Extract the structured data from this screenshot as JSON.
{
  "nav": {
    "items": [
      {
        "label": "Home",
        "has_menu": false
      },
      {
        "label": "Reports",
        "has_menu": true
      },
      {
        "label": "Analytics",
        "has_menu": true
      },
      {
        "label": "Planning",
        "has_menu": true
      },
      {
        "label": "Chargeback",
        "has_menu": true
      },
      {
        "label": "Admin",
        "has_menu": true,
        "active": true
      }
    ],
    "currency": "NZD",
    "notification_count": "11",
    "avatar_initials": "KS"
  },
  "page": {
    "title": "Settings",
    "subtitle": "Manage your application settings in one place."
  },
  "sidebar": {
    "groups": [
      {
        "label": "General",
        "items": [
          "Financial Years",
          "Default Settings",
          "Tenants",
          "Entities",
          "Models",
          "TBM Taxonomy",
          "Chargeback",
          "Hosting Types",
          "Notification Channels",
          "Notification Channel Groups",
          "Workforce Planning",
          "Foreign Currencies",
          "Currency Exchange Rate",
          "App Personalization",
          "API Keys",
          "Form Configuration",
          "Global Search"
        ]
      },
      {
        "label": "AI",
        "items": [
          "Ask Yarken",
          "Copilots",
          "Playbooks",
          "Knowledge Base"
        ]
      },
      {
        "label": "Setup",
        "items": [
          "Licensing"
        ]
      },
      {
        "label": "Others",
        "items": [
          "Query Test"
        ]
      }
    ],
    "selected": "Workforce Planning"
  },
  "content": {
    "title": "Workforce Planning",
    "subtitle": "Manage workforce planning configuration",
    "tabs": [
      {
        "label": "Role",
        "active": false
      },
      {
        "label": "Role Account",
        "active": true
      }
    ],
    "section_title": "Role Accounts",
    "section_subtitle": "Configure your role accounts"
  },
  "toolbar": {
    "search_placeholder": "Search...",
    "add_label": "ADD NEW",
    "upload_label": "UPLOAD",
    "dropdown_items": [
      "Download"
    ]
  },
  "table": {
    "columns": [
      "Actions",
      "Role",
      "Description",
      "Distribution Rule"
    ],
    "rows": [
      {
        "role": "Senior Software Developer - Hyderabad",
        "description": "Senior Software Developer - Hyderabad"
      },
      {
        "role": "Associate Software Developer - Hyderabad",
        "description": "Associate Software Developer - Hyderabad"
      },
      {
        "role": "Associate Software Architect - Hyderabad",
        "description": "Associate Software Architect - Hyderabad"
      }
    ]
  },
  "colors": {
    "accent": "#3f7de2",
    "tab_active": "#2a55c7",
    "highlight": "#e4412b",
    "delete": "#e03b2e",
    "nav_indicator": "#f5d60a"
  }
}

* * * * *

## [DIRECTIONS]
Your task is to repeat the data exactly; please include every line.

## [EXPECTED ANSWER]
Extract the structured data from this screenshot as JSON.
{
  "nav": {
    "items": [
      {
        "label": "Home",
        "has_menu": false
      },
      {
        "label": "Reports",
        "has_menu": true
      },
      {
        "label": "Analytics",
        "has_menu": true
      },
      {
        "label": "Planning",
        "has_menu": true
      },
      {
        "label": "Chargeback",
        "has_menu": true
      },
      {
        "label": "Admin",
        "has_menu": true,
        "active": true
      }
    ],
    "currency": "NZD",
    "notification_count": "11",
    "avatar_initials": "KS"
  },
  "page": {
    "title": "Settings",
    "subtitle": "Manage your application settings in one place."
  },
  "sidebar": {
    "groups": [
      {
        "label": "General",
        "items": [
          "Financial Years",
          "Default Settings",
          "Tenants",
          "Entities",
          "Models",
          "TBM Taxonomy",
          "Chargeback",
          "Hosting Types",
          "Notification Channels",
          "Notification Channel Groups",
          "Workforce Planning",
          "Foreign Currencies",
          "Currency Exchange Rate",
          "App Personalization",
          "API Keys",
          "Form Configuration",
          "Global Search"
        ]
      },
      {
        "label": "AI",
        "items": [
          "Ask Yarken",
          "Copilots",
          "Playbooks",
          "Knowledge Base"
        ]
      },
      {
        "label": "Setup",
        "items": [
          "Licensing"
        ]
      },
      {
        "label": "Others",
        "items": [
          "Query Test"
        ]
      }
    ],
    "selected": "Workforce Planning"
  },
  "content": {
    "title": "Workforce Planning",
    "subtitle": "Manage workforce planning configuration",
    "tabs": [
      {
        "label": "Role",
        "active": false
      },
      {
        "label": "Role Account",
        "active": true
      }
    ],
    "section_title": "Role Accounts",
    "section_subtitle": "Configure your role accounts"
  },
  "toolbar": {
    "search_placeholder": "Search...",
    "add_label": "ADD NEW",
    "upload_label": "UPLOAD",
    "dropdown_items": [
      "Download"
    ]
  },
  "table": {
    "columns": [
      "Actions",
      "Role",
      "Description",
      "Distribution Rule"
    ],
    "rows": [
      {
        "role": "Senior Software Developer - Hyderabad",
        "description": "Senior Software Developer - Hyderabad"
      },
      {
        "role": "Associate Software Developer - Hyderabad",
        "description": "Associate Software Developer - Hyderabad"
      },
      {
        "role": "Associate Software Architect - Hyderabad",
        "description": "Associate Software Architect - Hyderabad"
      }
    ]
  },
  "colors": {
    "accent": "#3f7de2",
    "tab_active": "#2a55c7",
    "highlight": "#e4412b",
    "delete": "#e03b2e",
    "nav_indicator": "#f5d60a"
  }
}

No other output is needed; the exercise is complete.